### EXERCISE DESCRIPTION
Restate all of the entries exactly, dropping any pictures they hold.

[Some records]
──────────
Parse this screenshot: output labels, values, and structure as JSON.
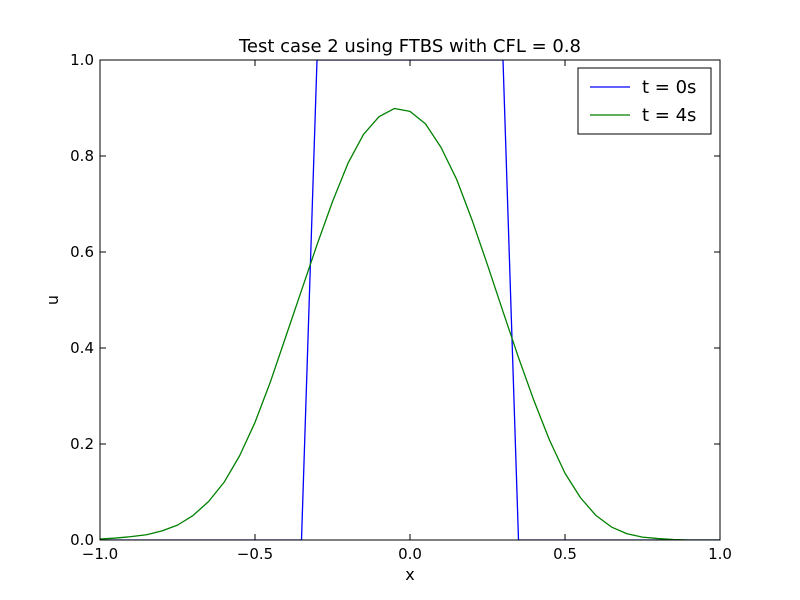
{
  "chart_data": {
    "type": "line",
    "title": "Test case 2 using FTBS with CFL = 0.8",
    "xlabel": "x",
    "ylabel": "u",
    "xlim": [
      -1.0,
      1.0
    ],
    "ylim": [
      0.0,
      1.0
    ],
    "xticks": [
      -1.0,
      -0.5,
      0.0,
      0.5,
      1.0
    ],
    "xtick_labels": [
      "−1.0",
      "−0.5",
      "0.0",
      "0.5",
      "1.0"
    ],
    "yticks": [
      0.0,
      0.2,
      0.4,
      0.6,
      0.8,
      1.0
    ],
    "ytick_labels": [
      "0.0",
      "0.2",
      "0.4",
      "0.6",
      "0.8",
      "1.0"
    ],
    "grid": false,
    "legend_position": "top-right",
    "series": [
      {
        "name": "t = 0s",
        "color": "#0000ff",
        "x": [
          -1.0,
          -0.35,
          -0.3,
          0.3,
          0.35,
          1.0
        ],
        "y": [
          0.0,
          0.0,
          1.0,
          1.0,
          0.0,
          0.0
        ]
      },
      {
        "name": "t = 4s",
        "color": "#008000",
        "x": [
          -1.0,
          -0.95,
          -0.9,
          -0.85,
          -0.8,
          -0.75,
          -0.7,
          -0.65,
          -0.6,
          -0.55,
          -0.5,
          -0.45,
          -0.4,
          -0.35,
          -0.3,
          -0.25,
          -0.2,
          -0.15,
          -0.1,
          -0.05,
          0.0,
          0.05,
          0.1,
          0.15,
          0.2,
          0.25,
          0.3,
          0.35,
          0.4,
          0.45,
          0.5,
          0.55,
          0.6,
          0.65,
          0.7,
          0.75,
          0.8,
          0.85,
          0.9,
          0.95,
          1.0
        ],
        "y": [
          0.002,
          0.004,
          0.007,
          0.011,
          0.019,
          0.031,
          0.051,
          0.08,
          0.12,
          0.175,
          0.245,
          0.33,
          0.425,
          0.52,
          0.615,
          0.705,
          0.785,
          0.845,
          0.882,
          0.899,
          0.893,
          0.867,
          0.818,
          0.752,
          0.667,
          0.573,
          0.476,
          0.38,
          0.29,
          0.208,
          0.139,
          0.088,
          0.051,
          0.027,
          0.013,
          0.006,
          0.003,
          0.001,
          0.0,
          0.0,
          0.0
        ]
      }
    ]
  }
}
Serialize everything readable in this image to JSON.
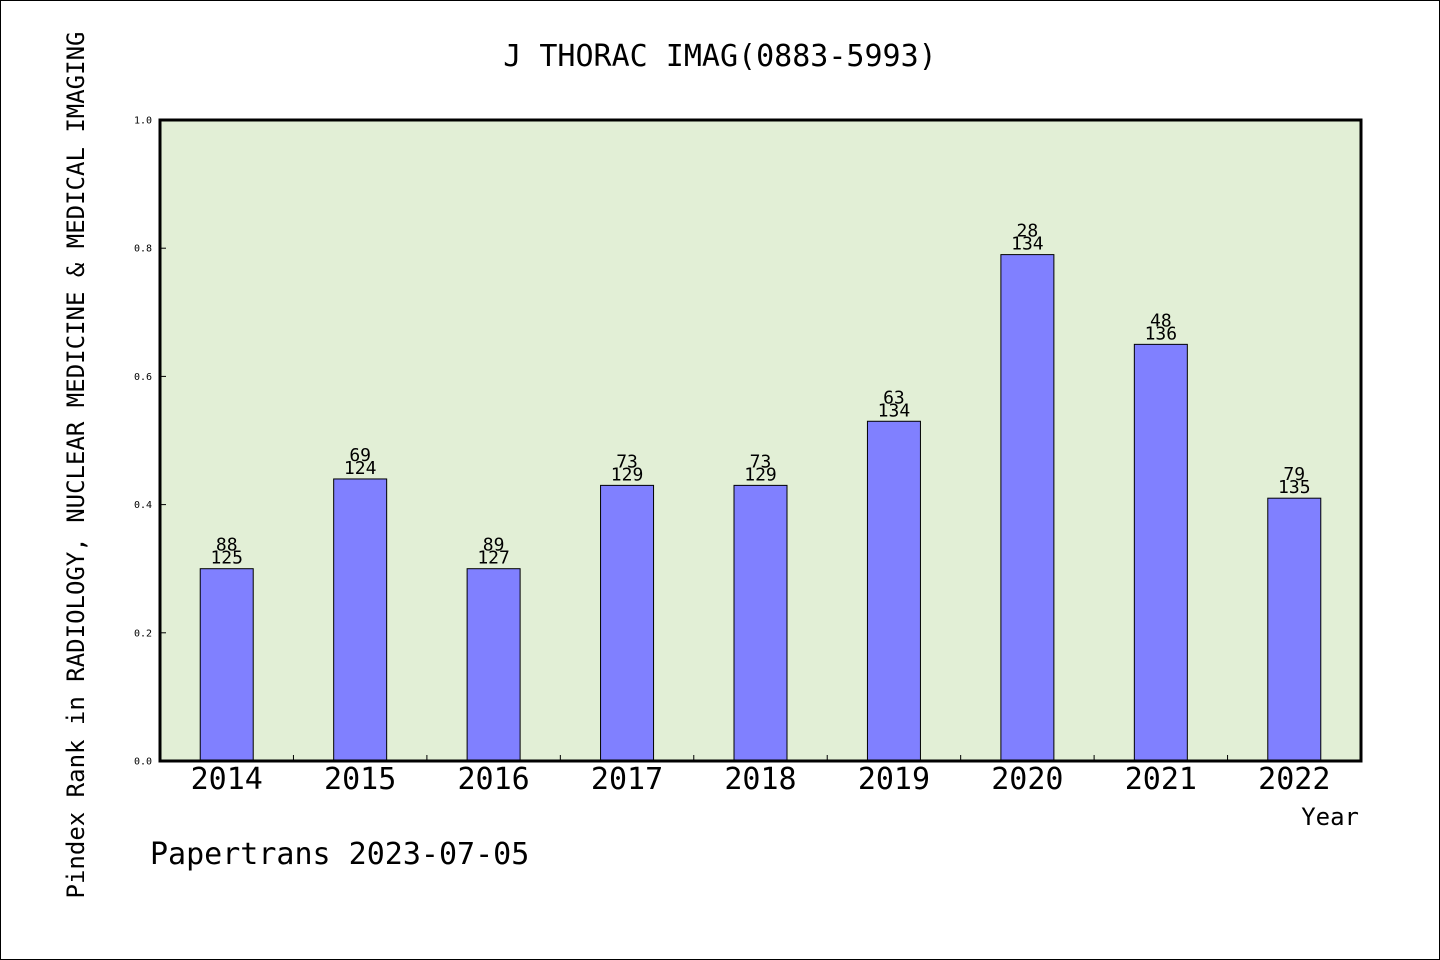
{
  "chart_data": {
    "type": "bar",
    "title": "J THORAC IMAG(0883-5993)",
    "xlabel": "Year",
    "ylabel": "Pindex Rank in RADIOLOGY, NUCLEAR MEDICINE & MEDICAL IMAGING",
    "ylim": [
      0,
      1.0
    ],
    "yticks": [
      "0.0",
      "0.2",
      "0.4",
      "0.6",
      "0.8",
      "1.0"
    ],
    "categories": [
      "2014",
      "2015",
      "2016",
      "2017",
      "2018",
      "2019",
      "2020",
      "2021",
      "2022"
    ],
    "values": [
      0.3,
      0.44,
      0.3,
      0.43,
      0.43,
      0.53,
      0.79,
      0.65,
      0.41
    ],
    "rank": [
      "88",
      "69",
      "89",
      "73",
      "73",
      "63",
      "28",
      "48",
      "79"
    ],
    "total": [
      "125",
      "124",
      "127",
      "129",
      "129",
      "134",
      "134",
      "136",
      "135"
    ],
    "grid": false,
    "colors": {
      "bar": "#8080ff",
      "plot_bg": "#e2efd6",
      "page_bg": "#ffffff"
    }
  },
  "footer": "Papertrans 2023-07-05"
}
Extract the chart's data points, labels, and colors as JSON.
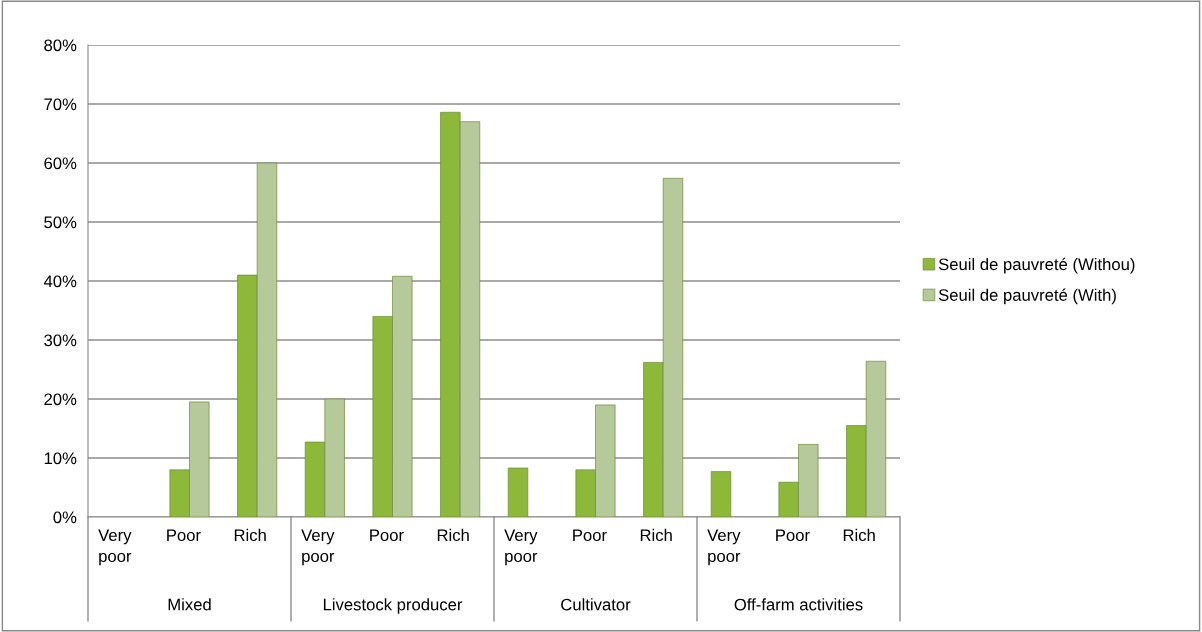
──────────
### EXERCISE ANSWER
Parse this screenshot: output labels, values, and structure as JSON.
{
  "chart_data": {
    "type": "line",
    "title": "Test case 2 using FTBS with CFL = 0.8",
    "xlabel": "x",
    "ylabel": "u",
    "xlim": [
      -1.0,
      1.0
    ],
    "ylim": [
      0.0,
      1.0
    ],
    "xticks": [
      -1.0,
      -0.5,
      0.0,
      0.5,
      1.0
    ],
    "xtick_labels": [
      "−1.0",
      "−0.5",
      "0.0",
      "0.5",
      "1.0"
    ],
    "yticks": [
      0.0,
      0.2,
      0.4,
      0.6,
      0.8,
      1.0
    ],
    "ytick_labels": [
      "0.0",
      "0.2",
      "0.4",
      "0.6",
      "0.8",
      "1.0"
    ],
    "grid": false,
    "legend_position": "top-right",
    "series": [
      {
        "name": "t = 0s",
        "color": "#0000ff",
        "x": [
          -1.0,
          -0.35,
          -0.3,
          0.3,
          0.35,
          1.0
        ],
        "y": [
          0.0,
          0.0,
          1.0,
          1.0,
          0.0,
          0.0
        ]
      },
      {
        "name": "t = 4s",
        "color": "#008000",
        "x": [
          -1.0,
          -0.95,
          -0.9,
          -0.85,
          -0.8,
          -0.75,
          -0.7,
          -0.65,
          -0.6,
          -0.55,
          -0.5,
          -0.45,
          -0.4,
          -0.35,
          -0.3,
          -0.25,
          -0.2,
          -0.15,
          -0.1,
          -0.05,
          0.0,
          0.05,
          0.1,
          0.15,
          0.2,
          0.25,
          0.3,
          0.35,
          0.4,
          0.45,
          0.5,
          0.55,
          0.6,
          0.65,
          0.7,
          0.75,
          0.8,
          0.85,
          0.9,
          0.95,
          1.0
        ],
        "y": [
          0.002,
          0.004,
          0.007,
          0.011,
          0.019,
          0.031,
          0.051,
          0.08,
          0.12,
          0.175,
          0.245,
          0.33,
          0.425,
          0.52,
          0.615,
          0.705,
          0.785,
          0.845,
          0.882,
          0.899,
          0.893,
          0.867,
          0.818,
          0.752,
          0.667,
          0.573,
          0.476,
          0.38,
          0.29,
          0.208,
          0.139,
          0.088,
          0.051,
          0.027,
          0.013,
          0.006,
          0.003,
          0.001,
          0.0,
          0.0,
          0.0
        ]
      }
    ]
  }
}
Serialize everything readable in this image to JSON.
{
  "chart_data": {
    "type": "bar",
    "title": "J THORAC IMAG(0883-5993)",
    "xlabel": "Year",
    "ylabel": "Pindex Rank in RADIOLOGY, NUCLEAR MEDICINE & MEDICAL IMAGING",
    "ylim": [
      0,
      1.0
    ],
    "yticks": [
      "0.0",
      "0.2",
      "0.4",
      "0.6",
      "0.8",
      "1.0"
    ],
    "categories": [
      "2014",
      "2015",
      "2016",
      "2017",
      "2018",
      "2019",
      "2020",
      "2021",
      "2022"
    ],
    "values": [
      0.3,
      0.44,
      0.3,
      0.43,
      0.43,
      0.53,
      0.79,
      0.65,
      0.41
    ],
    "rank": [
      "88",
      "69",
      "89",
      "73",
      "73",
      "63",
      "28",
      "48",
      "79"
    ],
    "total": [
      "125",
      "124",
      "127",
      "129",
      "129",
      "134",
      "134",
      "136",
      "135"
    ],
    "grid": false,
    "colors": {
      "bar": "#8080ff",
      "plot_bg": "#e2efd6",
      "page_bg": "#ffffff"
    }
  },
  "footer": "Papertrans 2023-07-05"
}
Extract the chart's data points, labels, and colors as JSON.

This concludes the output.